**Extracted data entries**
::::

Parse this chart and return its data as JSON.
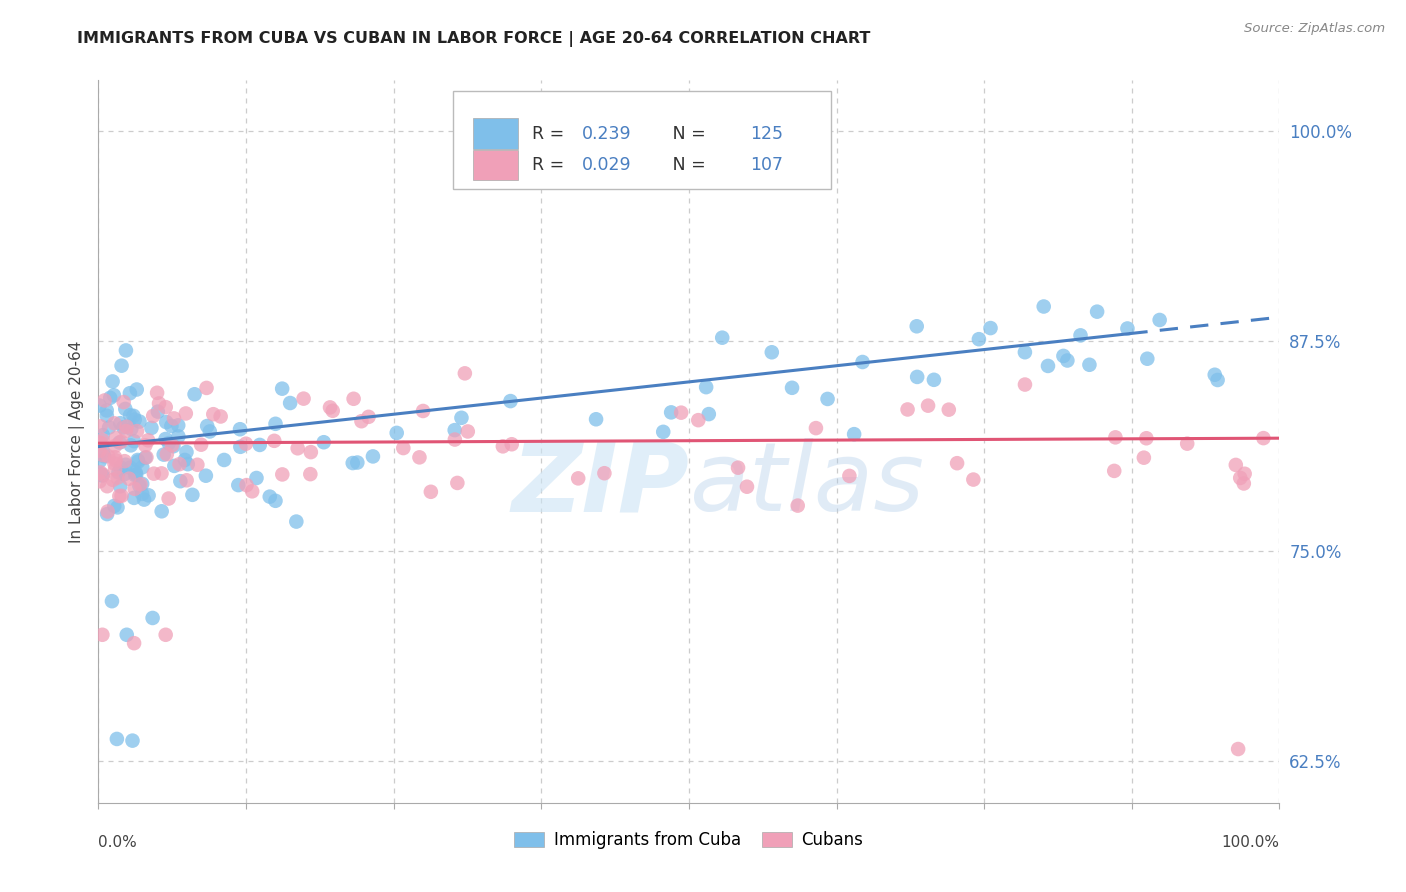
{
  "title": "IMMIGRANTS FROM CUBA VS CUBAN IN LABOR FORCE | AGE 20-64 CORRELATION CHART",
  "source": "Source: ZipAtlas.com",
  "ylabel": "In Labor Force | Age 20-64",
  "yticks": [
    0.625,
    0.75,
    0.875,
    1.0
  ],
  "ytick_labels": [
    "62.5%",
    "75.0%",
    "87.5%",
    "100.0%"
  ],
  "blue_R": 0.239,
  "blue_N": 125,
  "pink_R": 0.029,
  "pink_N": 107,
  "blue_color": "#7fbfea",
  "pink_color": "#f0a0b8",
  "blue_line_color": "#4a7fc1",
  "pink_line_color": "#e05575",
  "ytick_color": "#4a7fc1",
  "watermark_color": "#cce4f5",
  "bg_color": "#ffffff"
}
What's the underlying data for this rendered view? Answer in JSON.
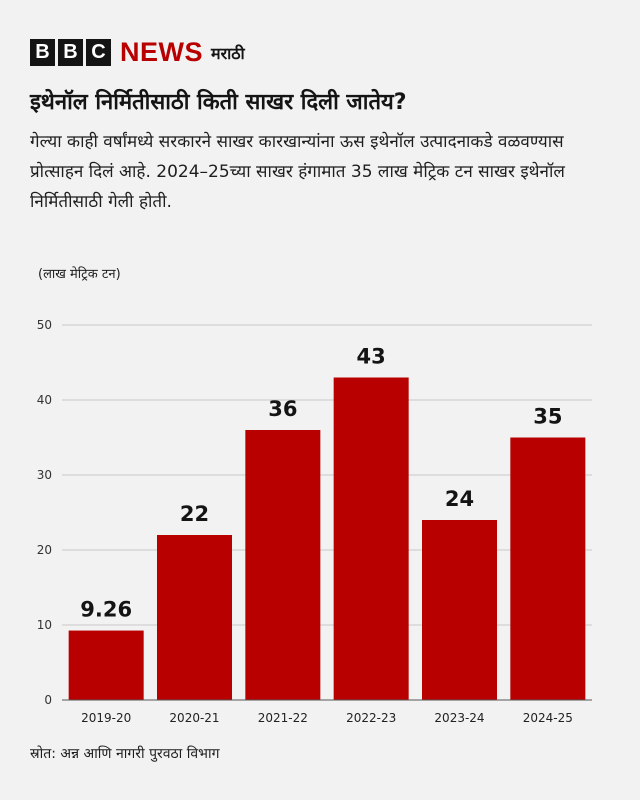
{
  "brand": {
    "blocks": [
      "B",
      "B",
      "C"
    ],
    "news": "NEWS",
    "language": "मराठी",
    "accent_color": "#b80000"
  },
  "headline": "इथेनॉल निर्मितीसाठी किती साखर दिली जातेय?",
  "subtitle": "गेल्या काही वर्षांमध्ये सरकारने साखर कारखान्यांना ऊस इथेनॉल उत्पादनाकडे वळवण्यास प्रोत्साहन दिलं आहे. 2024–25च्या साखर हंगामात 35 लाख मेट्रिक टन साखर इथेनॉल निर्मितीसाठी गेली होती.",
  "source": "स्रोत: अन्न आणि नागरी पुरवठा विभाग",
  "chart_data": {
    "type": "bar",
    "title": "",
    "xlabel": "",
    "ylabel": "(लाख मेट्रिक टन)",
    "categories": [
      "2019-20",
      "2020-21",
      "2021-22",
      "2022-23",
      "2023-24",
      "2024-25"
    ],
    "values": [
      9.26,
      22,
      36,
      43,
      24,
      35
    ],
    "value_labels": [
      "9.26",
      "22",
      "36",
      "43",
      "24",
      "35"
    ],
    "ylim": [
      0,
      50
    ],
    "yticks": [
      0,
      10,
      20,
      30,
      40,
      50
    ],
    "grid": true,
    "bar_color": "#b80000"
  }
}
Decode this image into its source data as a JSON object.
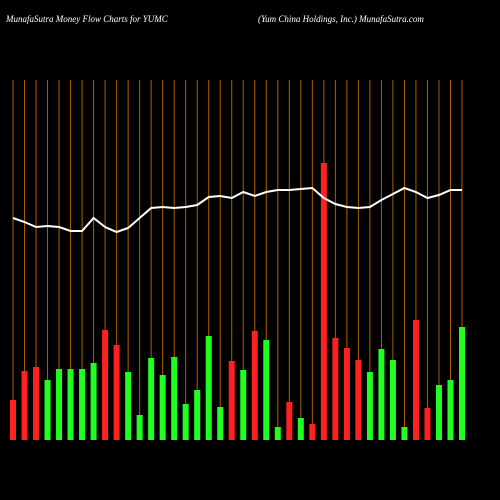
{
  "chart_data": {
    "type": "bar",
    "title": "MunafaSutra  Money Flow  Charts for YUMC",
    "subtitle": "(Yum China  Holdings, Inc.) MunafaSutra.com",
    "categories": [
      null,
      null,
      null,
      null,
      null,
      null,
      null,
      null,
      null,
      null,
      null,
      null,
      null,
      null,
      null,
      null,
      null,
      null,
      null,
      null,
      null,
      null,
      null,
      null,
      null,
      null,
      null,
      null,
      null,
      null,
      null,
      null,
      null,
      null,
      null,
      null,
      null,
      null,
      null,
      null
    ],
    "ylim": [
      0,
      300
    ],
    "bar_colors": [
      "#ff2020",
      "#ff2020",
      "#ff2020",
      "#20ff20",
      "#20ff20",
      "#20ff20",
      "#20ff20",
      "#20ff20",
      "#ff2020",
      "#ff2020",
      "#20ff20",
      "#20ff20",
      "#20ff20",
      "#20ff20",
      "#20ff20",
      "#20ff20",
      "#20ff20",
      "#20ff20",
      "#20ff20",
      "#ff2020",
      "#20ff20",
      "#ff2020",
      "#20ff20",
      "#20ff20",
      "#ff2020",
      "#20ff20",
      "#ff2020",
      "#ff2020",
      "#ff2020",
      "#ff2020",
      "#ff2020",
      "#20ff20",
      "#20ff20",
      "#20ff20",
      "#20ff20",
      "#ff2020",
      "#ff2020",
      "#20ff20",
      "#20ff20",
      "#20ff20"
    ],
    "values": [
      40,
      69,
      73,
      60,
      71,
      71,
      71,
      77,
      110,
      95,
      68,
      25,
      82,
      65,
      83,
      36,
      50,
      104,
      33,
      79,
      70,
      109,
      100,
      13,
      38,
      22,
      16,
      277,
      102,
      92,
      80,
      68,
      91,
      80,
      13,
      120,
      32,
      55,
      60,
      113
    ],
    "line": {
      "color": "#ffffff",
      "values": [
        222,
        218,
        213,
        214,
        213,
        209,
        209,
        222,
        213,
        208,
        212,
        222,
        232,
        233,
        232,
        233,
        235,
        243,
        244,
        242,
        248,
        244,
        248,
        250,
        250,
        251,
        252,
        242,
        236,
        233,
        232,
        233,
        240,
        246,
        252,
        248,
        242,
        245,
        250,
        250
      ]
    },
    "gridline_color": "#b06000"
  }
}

::::

**Work to do**
Scan the material above for the string "MunafaSutra" and return the lines that hold it.

**The result**
    "title": "MunafaSutra  Money Flow  Charts for YUMC",
    "subtitle": "(Yum China  Holdings, Inc.) MunafaSutra.com",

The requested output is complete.